→ **Task brief**:
The answer must be every line of the records below that contains the word "data".

→ **Material shown**:
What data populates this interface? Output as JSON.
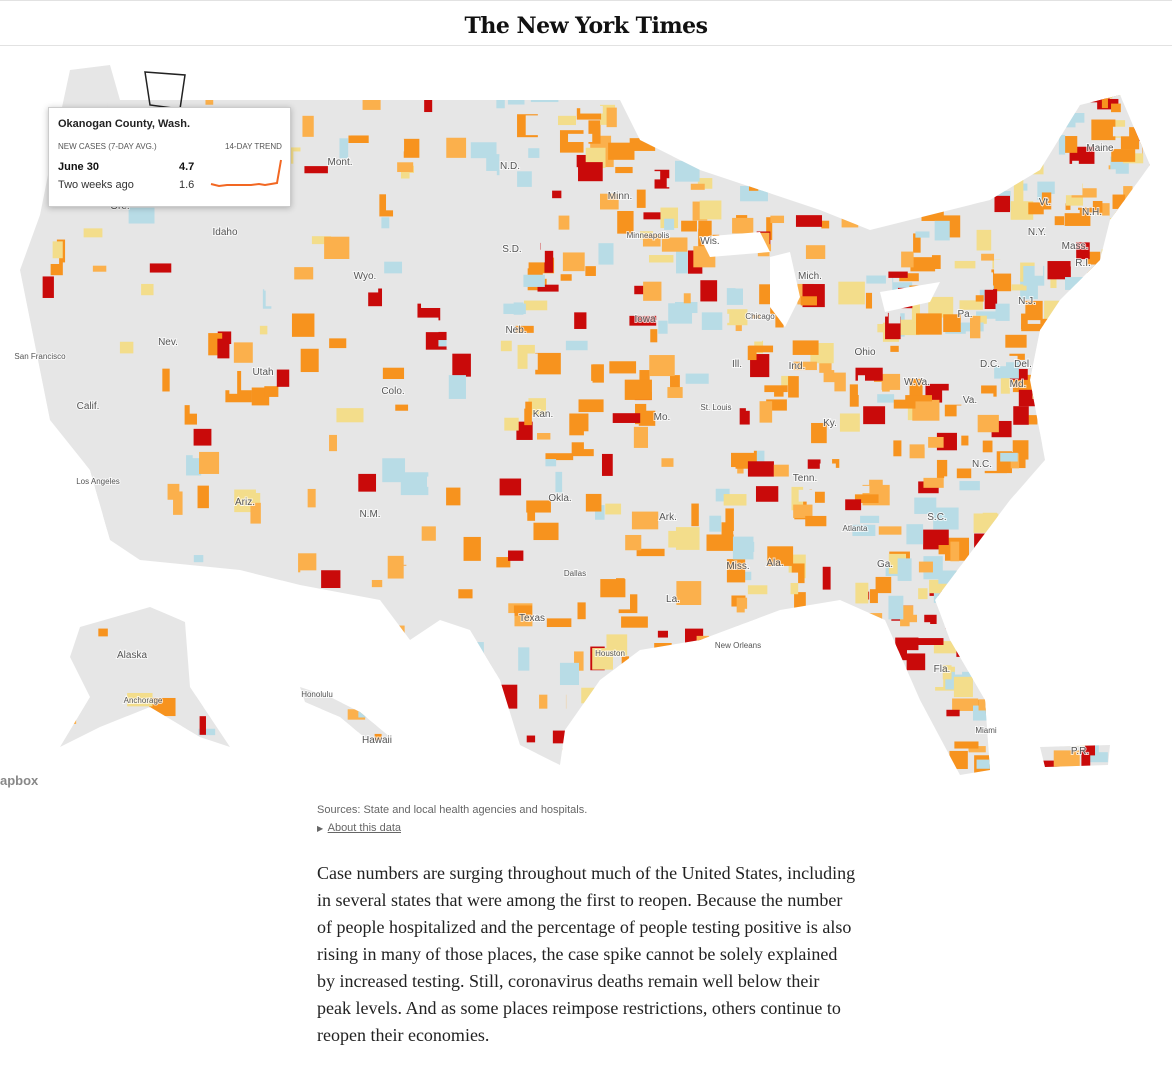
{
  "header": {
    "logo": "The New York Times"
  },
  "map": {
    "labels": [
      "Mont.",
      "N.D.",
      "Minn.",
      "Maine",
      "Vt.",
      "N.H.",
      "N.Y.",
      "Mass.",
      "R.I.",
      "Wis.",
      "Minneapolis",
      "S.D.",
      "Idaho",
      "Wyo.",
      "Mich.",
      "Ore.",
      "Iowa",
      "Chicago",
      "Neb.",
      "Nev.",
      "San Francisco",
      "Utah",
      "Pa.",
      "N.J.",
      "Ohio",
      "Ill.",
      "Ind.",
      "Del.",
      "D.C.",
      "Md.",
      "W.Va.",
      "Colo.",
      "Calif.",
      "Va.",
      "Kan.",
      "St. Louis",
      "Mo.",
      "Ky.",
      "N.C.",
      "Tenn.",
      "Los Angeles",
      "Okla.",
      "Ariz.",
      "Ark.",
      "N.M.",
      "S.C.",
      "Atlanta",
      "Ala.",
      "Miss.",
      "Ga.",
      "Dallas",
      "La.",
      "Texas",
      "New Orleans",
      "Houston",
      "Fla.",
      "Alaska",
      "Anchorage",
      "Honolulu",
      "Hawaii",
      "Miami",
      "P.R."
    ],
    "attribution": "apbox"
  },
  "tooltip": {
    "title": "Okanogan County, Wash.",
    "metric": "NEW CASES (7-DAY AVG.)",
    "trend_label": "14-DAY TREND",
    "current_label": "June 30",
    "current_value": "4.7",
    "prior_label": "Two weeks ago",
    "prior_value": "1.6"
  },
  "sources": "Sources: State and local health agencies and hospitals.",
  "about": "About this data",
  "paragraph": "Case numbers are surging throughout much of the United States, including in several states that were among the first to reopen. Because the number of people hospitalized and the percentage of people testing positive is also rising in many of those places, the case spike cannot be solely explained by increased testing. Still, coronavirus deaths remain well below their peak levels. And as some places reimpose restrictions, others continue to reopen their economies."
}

→ **Final answer**:
What data populates this interface? Output as JSON.
  "about": "About this data",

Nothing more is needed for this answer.